··· GIVEN ENTRIES ···

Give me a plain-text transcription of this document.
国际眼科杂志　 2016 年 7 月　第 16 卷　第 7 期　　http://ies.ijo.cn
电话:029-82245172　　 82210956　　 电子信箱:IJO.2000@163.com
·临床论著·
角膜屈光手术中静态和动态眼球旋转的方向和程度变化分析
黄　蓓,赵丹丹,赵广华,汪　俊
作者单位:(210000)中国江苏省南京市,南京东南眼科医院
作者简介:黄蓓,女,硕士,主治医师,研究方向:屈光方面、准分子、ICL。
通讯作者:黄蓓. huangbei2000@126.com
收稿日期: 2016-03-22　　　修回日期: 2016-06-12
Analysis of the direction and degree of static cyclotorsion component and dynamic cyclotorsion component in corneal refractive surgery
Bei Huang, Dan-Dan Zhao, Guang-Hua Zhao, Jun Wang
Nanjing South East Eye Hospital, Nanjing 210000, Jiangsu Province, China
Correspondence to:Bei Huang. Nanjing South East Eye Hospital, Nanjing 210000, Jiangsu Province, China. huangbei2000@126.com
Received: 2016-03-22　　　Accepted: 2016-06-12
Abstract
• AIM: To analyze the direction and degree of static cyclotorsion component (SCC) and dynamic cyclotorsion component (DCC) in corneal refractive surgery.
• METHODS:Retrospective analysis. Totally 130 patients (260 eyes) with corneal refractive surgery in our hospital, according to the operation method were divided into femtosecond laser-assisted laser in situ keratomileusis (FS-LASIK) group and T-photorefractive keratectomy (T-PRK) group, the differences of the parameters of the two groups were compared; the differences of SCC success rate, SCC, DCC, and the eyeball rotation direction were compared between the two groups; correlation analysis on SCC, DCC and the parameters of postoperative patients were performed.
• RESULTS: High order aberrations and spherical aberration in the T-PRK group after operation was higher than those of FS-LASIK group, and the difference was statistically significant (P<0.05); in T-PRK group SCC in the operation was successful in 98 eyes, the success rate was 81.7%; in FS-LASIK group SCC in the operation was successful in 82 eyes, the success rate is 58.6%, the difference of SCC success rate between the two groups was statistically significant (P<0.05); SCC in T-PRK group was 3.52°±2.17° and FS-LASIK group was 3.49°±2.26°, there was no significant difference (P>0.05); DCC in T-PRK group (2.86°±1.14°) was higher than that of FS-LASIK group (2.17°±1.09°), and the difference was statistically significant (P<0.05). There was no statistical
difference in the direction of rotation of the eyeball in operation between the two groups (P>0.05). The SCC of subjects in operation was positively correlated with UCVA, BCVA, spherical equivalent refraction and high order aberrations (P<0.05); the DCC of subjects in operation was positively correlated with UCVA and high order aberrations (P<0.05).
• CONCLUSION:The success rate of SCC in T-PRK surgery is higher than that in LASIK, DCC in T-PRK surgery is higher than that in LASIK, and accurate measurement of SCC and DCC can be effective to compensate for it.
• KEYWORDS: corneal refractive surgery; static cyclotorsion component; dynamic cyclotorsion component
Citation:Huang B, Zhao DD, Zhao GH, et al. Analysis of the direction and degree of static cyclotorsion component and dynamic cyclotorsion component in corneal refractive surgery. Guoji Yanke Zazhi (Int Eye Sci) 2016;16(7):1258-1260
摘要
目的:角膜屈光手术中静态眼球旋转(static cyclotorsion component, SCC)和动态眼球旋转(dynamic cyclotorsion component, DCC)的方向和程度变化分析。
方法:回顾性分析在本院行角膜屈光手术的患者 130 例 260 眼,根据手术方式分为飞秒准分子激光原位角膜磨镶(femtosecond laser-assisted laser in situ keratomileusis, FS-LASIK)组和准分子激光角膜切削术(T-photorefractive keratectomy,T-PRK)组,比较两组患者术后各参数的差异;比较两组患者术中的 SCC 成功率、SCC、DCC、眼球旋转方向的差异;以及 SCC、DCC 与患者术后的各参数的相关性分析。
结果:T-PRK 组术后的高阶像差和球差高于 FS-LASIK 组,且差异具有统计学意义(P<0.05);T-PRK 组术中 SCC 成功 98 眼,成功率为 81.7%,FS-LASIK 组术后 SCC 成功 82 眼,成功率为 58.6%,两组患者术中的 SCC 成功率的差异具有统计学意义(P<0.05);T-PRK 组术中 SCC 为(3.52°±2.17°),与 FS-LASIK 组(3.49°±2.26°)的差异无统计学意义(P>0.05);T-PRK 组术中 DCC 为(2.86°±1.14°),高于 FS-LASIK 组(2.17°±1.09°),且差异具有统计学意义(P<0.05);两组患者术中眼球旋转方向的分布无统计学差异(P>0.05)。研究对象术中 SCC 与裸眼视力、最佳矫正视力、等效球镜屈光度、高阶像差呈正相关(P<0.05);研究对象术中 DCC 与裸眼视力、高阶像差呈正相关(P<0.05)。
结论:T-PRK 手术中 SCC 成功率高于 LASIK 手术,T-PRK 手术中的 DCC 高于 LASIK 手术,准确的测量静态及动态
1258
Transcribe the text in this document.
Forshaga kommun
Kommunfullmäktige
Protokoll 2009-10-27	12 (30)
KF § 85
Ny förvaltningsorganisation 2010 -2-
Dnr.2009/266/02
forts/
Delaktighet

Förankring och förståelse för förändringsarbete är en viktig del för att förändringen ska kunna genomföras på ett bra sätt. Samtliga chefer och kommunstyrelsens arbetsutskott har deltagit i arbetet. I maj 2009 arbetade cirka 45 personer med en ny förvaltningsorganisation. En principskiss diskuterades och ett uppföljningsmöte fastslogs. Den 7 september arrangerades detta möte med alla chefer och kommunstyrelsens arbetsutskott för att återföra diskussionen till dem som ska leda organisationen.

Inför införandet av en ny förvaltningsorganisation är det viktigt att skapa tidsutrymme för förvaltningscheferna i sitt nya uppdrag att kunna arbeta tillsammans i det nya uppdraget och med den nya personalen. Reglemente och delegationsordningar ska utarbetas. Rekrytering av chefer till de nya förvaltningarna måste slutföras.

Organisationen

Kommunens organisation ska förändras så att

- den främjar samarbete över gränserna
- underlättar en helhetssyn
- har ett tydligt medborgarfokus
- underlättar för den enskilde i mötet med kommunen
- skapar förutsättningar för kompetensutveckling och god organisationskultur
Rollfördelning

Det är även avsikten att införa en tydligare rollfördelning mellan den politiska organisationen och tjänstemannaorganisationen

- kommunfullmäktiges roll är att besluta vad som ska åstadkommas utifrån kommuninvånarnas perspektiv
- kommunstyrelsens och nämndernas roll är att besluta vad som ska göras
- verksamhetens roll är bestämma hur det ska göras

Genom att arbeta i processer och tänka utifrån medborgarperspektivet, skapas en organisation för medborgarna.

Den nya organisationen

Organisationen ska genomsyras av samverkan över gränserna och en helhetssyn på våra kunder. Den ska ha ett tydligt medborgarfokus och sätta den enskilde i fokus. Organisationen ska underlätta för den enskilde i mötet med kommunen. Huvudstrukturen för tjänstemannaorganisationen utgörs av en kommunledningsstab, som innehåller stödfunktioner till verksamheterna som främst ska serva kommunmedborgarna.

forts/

···

--- GOAL OF THE EXERCISE ---
All the lines above need to be retyped exactly, with nothing left out.

--- RESULT BELOW ---
Give me a plain-text transcription of this document.
国际眼科杂志　 2016 年 7 月　第 16 卷　第 7 期　　http://ies.ijo.cn
电话:029-82245172　　 82210956　　 电子信箱:IJO.2000@163.com
·临床论著·
角膜屈光手术中静态和动态眼球旋转的方向和程度变化分析
黄　蓓,赵丹丹,赵广华,汪　俊
作者单位:(210000)中国江苏省南京市,南京东南眼科医院
作者简介:黄蓓,女,硕士,主治医师,研究方向:屈光方面、准分子、ICL。
通讯作者:黄蓓. huangbei2000@126.com
收稿日期: 2016-03-22　　　修回日期: 2016-06-12
Analysis of the direction and degree of static cyclotorsion component and dynamic cyclotorsion component in corneal refractive surgery
Bei Huang, Dan-Dan Zhao, Guang-Hua Zhao, Jun Wang
Nanjing South East Eye Hospital, Nanjing 210000, Jiangsu Province, China
Correspondence to:Bei Huang. Nanjing South East Eye Hospital, Nanjing 210000, Jiangsu Province, China. huangbei2000@126.com
Received: 2016-03-22　　　Accepted: 2016-06-12
Abstract
• AIM: To analyze the direction and degree of static cyclotorsion component (SCC) and dynamic cyclotorsion component (DCC) in corneal refractive surgery.
• METHODS:Retrospective analysis. Totally 130 patients (260 eyes) with corneal refractive surgery in our hospital, according to the operation method were divided into femtosecond laser-assisted laser in situ keratomileusis (FS-LASIK) group and T-photorefractive keratectomy (T-PRK) group, the differences of the parameters of the two groups were compared; the differences of SCC success rate, SCC, DCC, and the eyeball rotation direction were compared between the two groups; correlation analysis on SCC, DCC and the parameters of postoperative patients were performed.
• RESULTS: High order aberrations and spherical aberration in the T-PRK group after operation was higher than those of FS-LASIK group, and the difference was statistically significant (P<0.05); in T-PRK group SCC in the operation was successful in 98 eyes, the success rate was 81.7%; in FS-LASIK group SCC in the operation was successful in 82 eyes, the success rate is 58.6%, the difference of SCC success rate between the two groups was statistically significant (P<0.05); SCC in T-PRK group was 3.52°±2.17° and FS-LASIK group was 3.49°±2.26°, there was no significant difference (P>0.05); DCC in T-PRK group (2.86°±1.14°) was higher than that of FS-LASIK group (2.17°±1.09°), and the difference was statistically significant (P<0.05). There was no statistical
difference in the direction of rotation of the eyeball in operation between the two groups (P>0.05). The SCC of subjects in operation was positively correlated with UCVA, BCVA, spherical equivalent refraction and high order aberrations (P<0.05); the DCC of subjects in operation was positively correlated with UCVA and high order aberrations (P<0.05).
• CONCLUSION:The success rate of SCC in T-PRK surgery is higher than that in LASIK, DCC in T-PRK surgery is higher than that in LASIK, and accurate measurement of SCC and DCC can be effective to compensate for it.
• KEYWORDS: corneal refractive surgery; static cyclotorsion component; dynamic cyclotorsion component
Citation:Huang B, Zhao DD, Zhao GH, et al. Analysis of the direction and degree of static cyclotorsion component and dynamic cyclotorsion component in corneal refractive surgery. Guoji Yanke Zazhi (Int Eye Sci) 2016;16(7):1258-1260
摘要
目的:角膜屈光手术中静态眼球旋转(static cyclotorsion component, SCC)和动态眼球旋转(dynamic cyclotorsion component, DCC)的方向和程度变化分析。
方法:回顾性分析在本院行角膜屈光手术的患者 130 例 260 眼,根据手术方式分为飞秒准分子激光原位角膜磨镶(femtosecond laser-assisted laser in situ keratomileusis, FS-LASIK)组和准分子激光角膜切削术(T-photorefractive keratectomy,T-PRK)组,比较两组患者术后各参数的差异;比较两组患者术中的 SCC 成功率、SCC、DCC、眼球旋转方向的差异;以及 SCC、DCC 与患者术后的各参数的相关性分析。
结果:T-PRK 组术后的高阶像差和球差高于 FS-LASIK 组,且差异具有统计学意义(P<0.05);T-PRK 组术中 SCC 成功 98 眼,成功率为 81.7%,FS-LASIK 组术后 SCC 成功 82 眼,成功率为 58.6%,两组患者术中的 SCC 成功率的差异具有统计学意义(P<0.05);T-PRK 组术中 SCC 为(3.52°±2.17°),与 FS-LASIK 组(3.49°±2.26°)的差异无统计学意义(P>0.05);T-PRK 组术中 DCC 为(2.86°±1.14°),高于 FS-LASIK 组(2.17°±1.09°),且差异具有统计学意义(P<0.05);两组患者术中眼球旋转方向的分布无统计学差异(P>0.05)。研究对象术中 SCC 与裸眼视力、最佳矫正视力、等效球镜屈光度、高阶像差呈正相关(P<0.05);研究对象术中 DCC 与裸眼视力、高阶像差呈正相关(P<0.05)。
结论:T-PRK 手术中 SCC 成功率高于 LASIK 手术,T-PRK 手术中的 DCC 高于 LASIK 手术,准确的测量静态及动态
1258
Transcribe the text in this document.
Forshaga kommun
Kommunfullmäktige
Protokoll 2009-10-27	12 (30)
KF § 85
Ny förvaltningsorganisation 2010 -2-
Dnr.2009/266/02
forts/
Delaktighet

Förankring och förståelse för förändringsarbete är en viktig del för att förändringen ska kunna genomföras på ett bra sätt. Samtliga chefer och kommunstyrelsens arbetsutskott har deltagit i arbetet. I maj 2009 arbetade cirka 45 personer med en ny förvaltningsorganisation. En principskiss diskuterades och ett uppföljningsmöte fastslogs. Den 7 september arrangerades detta möte med alla chefer och kommunstyrelsens arbetsutskott för att återföra diskussionen till dem som ska leda organisationen.

Inför införandet av en ny förvaltningsorganisation är det viktigt att skapa tidsutrymme för förvaltningscheferna i sitt nya uppdrag att kunna arbeta tillsammans i det nya uppdraget och med den nya personalen. Reglemente och delegationsordningar ska utarbetas. Rekrytering av chefer till de nya förvaltningarna måste slutföras.

Organisationen

Kommunens organisation ska förändras så att

- den främjar samarbete över gränserna
- underlättar en helhetssyn
- har ett tydligt medborgarfokus
- underlättar för den enskilde i mötet med kommunen
- skapar förutsättningar för kompetensutveckling och god organisationskultur
Rollfördelning

Det är även avsikten att införa en tydligare rollfördelning mellan den politiska organisationen och tjänstemannaorganisationen

- kommunfullmäktiges roll är att besluta vad som ska åstadkommas utifrån kommuninvånarnas perspektiv
- kommunstyrelsens och nämndernas roll är att besluta vad som ska göras
- verksamhetens roll är bestämma hur det ska göras

Genom att arbeta i processer och tänka utifrån medborgarperspektivet, skapas en organisation för medborgarna.

Den nya organisationen

Organisationen ska genomsyras av samverkan över gränserna och en helhetssyn på våra kunder. Den ska ha ett tydligt medborgarfokus och sätta den enskilde i fokus. Organisationen ska underlätta för den enskilde i mötet med kommunen. Huvudstrukturen för tjänstemannaorganisationen utgörs av en kommunledningsstab, som innehåller stödfunktioner till verksamheterna som främst ska serva kommunmedborgarna.

forts/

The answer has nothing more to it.